(Stored rows):
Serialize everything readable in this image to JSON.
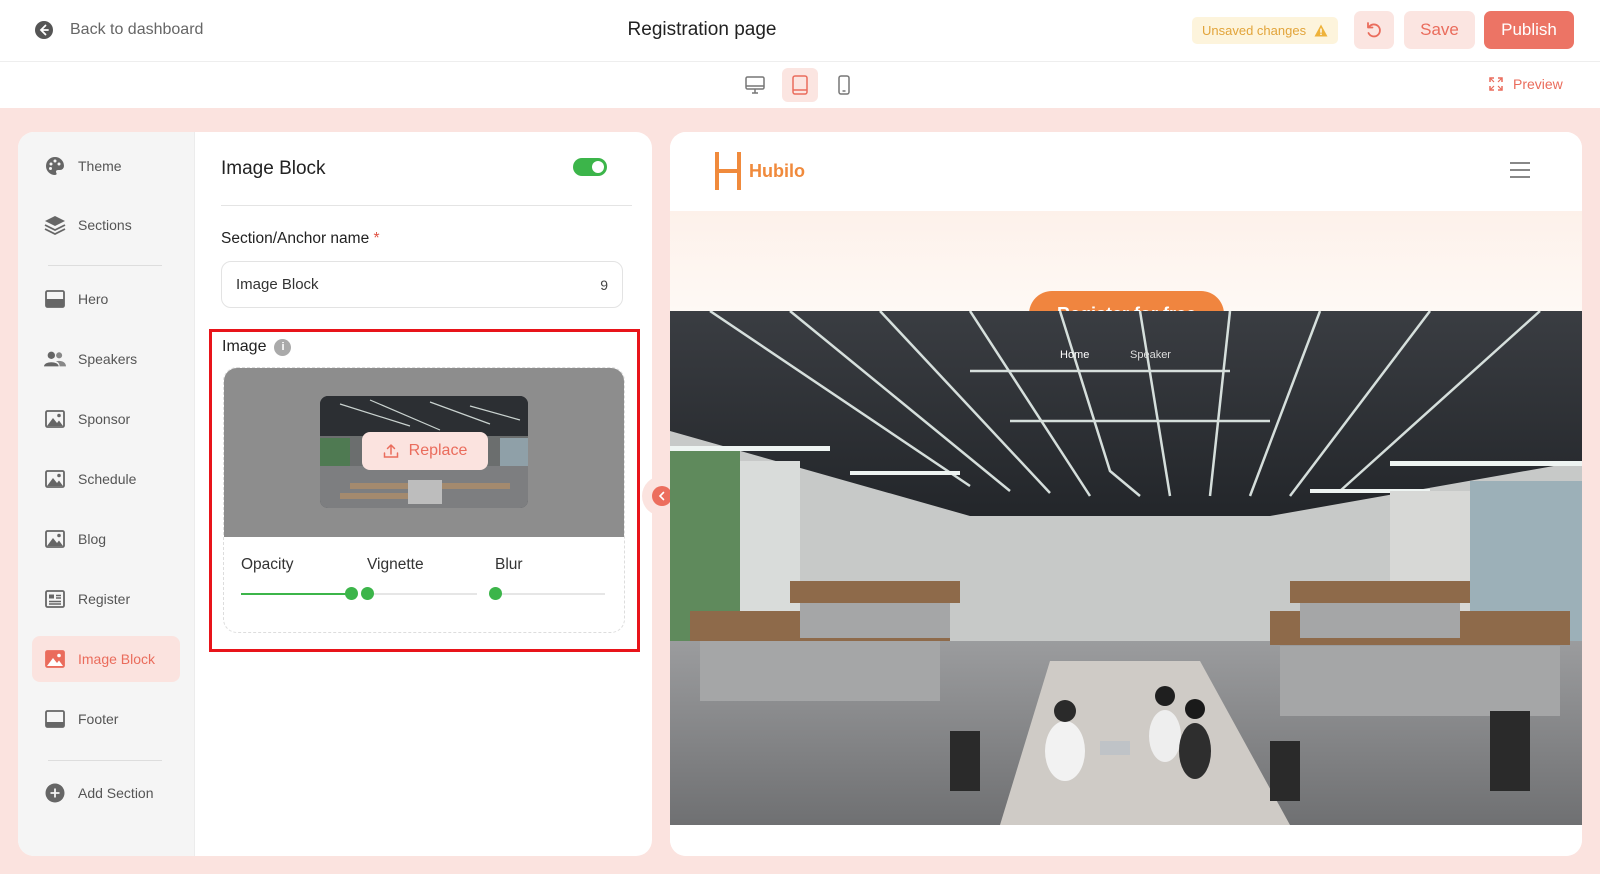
{
  "topbar": {
    "back_label": "Back to dashboard",
    "page_title": "Registration page",
    "unsaved_label": "Unsaved changes",
    "save_label": "Save",
    "publish_label": "Publish"
  },
  "subbar": {
    "devices": [
      "desktop-icon",
      "tablet-icon",
      "mobile-icon"
    ],
    "active_device": "tablet",
    "preview_label": "Preview"
  },
  "sidebar": {
    "items": [
      {
        "label": "Theme",
        "icon": "palette-icon"
      },
      {
        "label": "Sections",
        "icon": "layers-icon"
      },
      {
        "label": "Hero",
        "icon": "hero-icon"
      },
      {
        "label": "Speakers",
        "icon": "people-icon"
      },
      {
        "label": "Sponsor",
        "icon": "image-icon"
      },
      {
        "label": "Schedule",
        "icon": "image-icon"
      },
      {
        "label": "Blog",
        "icon": "image-icon"
      },
      {
        "label": "Register",
        "icon": "form-icon"
      },
      {
        "label": "Image Block",
        "icon": "image-icon",
        "active": true
      },
      {
        "label": "Footer",
        "icon": "footer-icon"
      },
      {
        "label": "Add Section",
        "icon": "plus-circle-icon"
      }
    ]
  },
  "editor": {
    "title": "Image Block",
    "enabled": true,
    "anchor_label": "Section/Anchor name",
    "required_mark": "*",
    "anchor_value": "Image Block",
    "anchor_count": "9",
    "image_label": "Image",
    "info_glyph": "i",
    "replace_label": "Replace",
    "sliders": [
      {
        "label": "Opacity",
        "value": 1.0
      },
      {
        "label": "Vignette",
        "value": 0.0
      },
      {
        "label": "Blur",
        "value": 0.0
      }
    ]
  },
  "preview": {
    "logo_text": "Hubilo",
    "register_label": "Register for free",
    "photo_nav": [
      "Home",
      "Speaker"
    ]
  },
  "colors": {
    "accent": "#ec7465",
    "accent_light": "#fbe3df",
    "toggle_green": "#3cb54a",
    "brand_orange": "#f0853f",
    "highlight_red": "#e8141a"
  }
}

(Written instruction):
A faithful copy of the records above is needed, with the pictures left out.

(Full solution):
Serialize everything readable in this image to JSON.
{
  "topbar": {
    "back_label": "Back to dashboard",
    "page_title": "Registration page",
    "unsaved_label": "Unsaved changes",
    "save_label": "Save",
    "publish_label": "Publish"
  },
  "subbar": {
    "devices": [
      "desktop-icon",
      "tablet-icon",
      "mobile-icon"
    ],
    "active_device": "tablet",
    "preview_label": "Preview"
  },
  "sidebar": {
    "items": [
      {
        "label": "Theme",
        "icon": "palette-icon"
      },
      {
        "label": "Sections",
        "icon": "layers-icon"
      },
      {
        "label": "Hero",
        "icon": "hero-icon"
      },
      {
        "label": "Speakers",
        "icon": "people-icon"
      },
      {
        "label": "Sponsor",
        "icon": "image-icon"
      },
      {
        "label": "Schedule",
        "icon": "image-icon"
      },
      {
        "label": "Blog",
        "icon": "image-icon"
      },
      {
        "label": "Register",
        "icon": "form-icon"
      },
      {
        "label": "Image Block",
        "icon": "image-icon",
        "active": true
      },
      {
        "label": "Footer",
        "icon": "footer-icon"
      },
      {
        "label": "Add Section",
        "icon": "plus-circle-icon"
      }
    ]
  },
  "editor": {
    "title": "Image Block",
    "enabled": true,
    "anchor_label": "Section/Anchor name",
    "required_mark": "*",
    "anchor_value": "Image Block",
    "anchor_count": "9",
    "image_label": "Image",
    "info_glyph": "i",
    "replace_label": "Replace",
    "sliders": [
      {
        "label": "Opacity",
        "value": 1.0
      },
      {
        "label": "Vignette",
        "value": 0.0
      },
      {
        "label": "Blur",
        "value": 0.0
      }
    ]
  },
  "preview": {
    "logo_text": "Hubilo",
    "register_label": "Register for free",
    "photo_nav": [
      "Home",
      "Speaker"
    ]
  },
  "colors": {
    "accent": "#ec7465",
    "accent_light": "#fbe3df",
    "toggle_green": "#3cb54a",
    "brand_orange": "#f0853f",
    "highlight_red": "#e8141a"
  }
}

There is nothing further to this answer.